• [Job]
For this exercise, copy out each line of the material below that includes "Collegamenti".

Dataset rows
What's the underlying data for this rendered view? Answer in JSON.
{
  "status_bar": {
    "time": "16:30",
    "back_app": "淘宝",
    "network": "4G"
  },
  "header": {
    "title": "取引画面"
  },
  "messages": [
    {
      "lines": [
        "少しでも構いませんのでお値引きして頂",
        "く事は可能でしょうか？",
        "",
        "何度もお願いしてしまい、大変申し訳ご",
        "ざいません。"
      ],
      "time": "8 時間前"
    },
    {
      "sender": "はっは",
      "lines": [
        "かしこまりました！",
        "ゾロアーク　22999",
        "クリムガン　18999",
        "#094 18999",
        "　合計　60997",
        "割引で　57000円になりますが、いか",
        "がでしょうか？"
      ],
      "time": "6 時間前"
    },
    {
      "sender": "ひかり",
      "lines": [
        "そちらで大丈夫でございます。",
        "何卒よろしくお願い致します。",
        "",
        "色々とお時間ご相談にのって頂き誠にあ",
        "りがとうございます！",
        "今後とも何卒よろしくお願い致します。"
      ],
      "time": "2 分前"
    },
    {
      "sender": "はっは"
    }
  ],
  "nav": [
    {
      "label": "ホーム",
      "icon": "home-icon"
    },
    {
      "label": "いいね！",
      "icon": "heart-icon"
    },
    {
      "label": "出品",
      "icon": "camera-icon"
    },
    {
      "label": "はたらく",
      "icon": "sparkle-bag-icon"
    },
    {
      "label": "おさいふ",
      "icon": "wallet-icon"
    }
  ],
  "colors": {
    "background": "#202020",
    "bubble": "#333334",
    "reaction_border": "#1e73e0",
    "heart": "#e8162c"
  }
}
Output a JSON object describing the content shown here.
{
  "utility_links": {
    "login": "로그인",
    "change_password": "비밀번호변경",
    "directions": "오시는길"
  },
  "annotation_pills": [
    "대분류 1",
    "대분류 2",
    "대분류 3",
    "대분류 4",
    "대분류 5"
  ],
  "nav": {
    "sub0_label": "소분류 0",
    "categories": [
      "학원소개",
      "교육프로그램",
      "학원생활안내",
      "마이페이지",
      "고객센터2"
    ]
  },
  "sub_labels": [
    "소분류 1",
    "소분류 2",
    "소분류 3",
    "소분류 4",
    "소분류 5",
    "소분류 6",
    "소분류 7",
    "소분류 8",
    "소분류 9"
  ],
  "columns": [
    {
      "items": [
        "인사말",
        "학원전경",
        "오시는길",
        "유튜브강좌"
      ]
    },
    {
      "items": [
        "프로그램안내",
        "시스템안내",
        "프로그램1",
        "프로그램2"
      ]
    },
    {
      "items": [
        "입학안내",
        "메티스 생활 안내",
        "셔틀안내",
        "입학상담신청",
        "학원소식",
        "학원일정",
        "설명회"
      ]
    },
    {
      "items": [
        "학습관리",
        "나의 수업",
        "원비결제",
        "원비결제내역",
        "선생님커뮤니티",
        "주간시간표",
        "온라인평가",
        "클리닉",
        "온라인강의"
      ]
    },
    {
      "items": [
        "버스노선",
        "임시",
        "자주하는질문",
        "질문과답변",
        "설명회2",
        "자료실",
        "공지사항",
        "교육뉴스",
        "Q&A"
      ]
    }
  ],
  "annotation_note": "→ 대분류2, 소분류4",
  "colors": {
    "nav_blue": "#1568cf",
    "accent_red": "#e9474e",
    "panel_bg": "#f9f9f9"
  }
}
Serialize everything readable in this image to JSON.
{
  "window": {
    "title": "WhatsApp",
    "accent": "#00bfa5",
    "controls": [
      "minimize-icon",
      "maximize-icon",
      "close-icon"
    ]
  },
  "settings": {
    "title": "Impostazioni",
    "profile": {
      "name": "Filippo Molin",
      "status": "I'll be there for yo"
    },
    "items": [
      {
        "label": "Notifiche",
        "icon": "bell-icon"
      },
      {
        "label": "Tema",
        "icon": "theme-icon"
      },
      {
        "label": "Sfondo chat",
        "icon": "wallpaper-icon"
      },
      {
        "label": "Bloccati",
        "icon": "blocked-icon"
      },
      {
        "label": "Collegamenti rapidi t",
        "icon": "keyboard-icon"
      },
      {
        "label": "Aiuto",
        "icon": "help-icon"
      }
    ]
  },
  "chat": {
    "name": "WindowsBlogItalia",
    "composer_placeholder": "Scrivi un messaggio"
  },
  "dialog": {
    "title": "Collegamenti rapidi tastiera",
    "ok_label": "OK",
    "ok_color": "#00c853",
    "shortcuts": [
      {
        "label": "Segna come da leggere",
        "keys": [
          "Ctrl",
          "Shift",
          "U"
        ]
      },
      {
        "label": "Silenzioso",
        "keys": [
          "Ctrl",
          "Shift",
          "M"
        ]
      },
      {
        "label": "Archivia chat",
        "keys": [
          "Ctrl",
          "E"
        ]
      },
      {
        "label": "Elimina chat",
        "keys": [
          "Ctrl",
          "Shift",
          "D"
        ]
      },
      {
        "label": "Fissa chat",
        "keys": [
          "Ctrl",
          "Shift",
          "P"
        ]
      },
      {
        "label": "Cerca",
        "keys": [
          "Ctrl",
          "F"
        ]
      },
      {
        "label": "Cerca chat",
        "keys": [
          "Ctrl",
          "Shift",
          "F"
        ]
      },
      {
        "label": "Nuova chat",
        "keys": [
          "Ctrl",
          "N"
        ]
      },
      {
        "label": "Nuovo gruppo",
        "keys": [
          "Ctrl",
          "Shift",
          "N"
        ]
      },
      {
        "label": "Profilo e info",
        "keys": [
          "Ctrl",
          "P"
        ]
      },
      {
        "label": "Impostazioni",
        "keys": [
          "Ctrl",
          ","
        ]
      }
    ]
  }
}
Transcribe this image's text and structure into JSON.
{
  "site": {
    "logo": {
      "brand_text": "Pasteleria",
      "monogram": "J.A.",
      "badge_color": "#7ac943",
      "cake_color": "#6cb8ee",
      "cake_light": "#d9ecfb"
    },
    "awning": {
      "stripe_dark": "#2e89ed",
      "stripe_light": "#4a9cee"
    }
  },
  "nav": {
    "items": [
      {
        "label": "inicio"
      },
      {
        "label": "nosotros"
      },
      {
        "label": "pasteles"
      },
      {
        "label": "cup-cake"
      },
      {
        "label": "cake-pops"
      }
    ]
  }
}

• [Task solution]
        "label": "Collegamenti rapidi t",
    "title": "Collegamenti rapidi tastiera",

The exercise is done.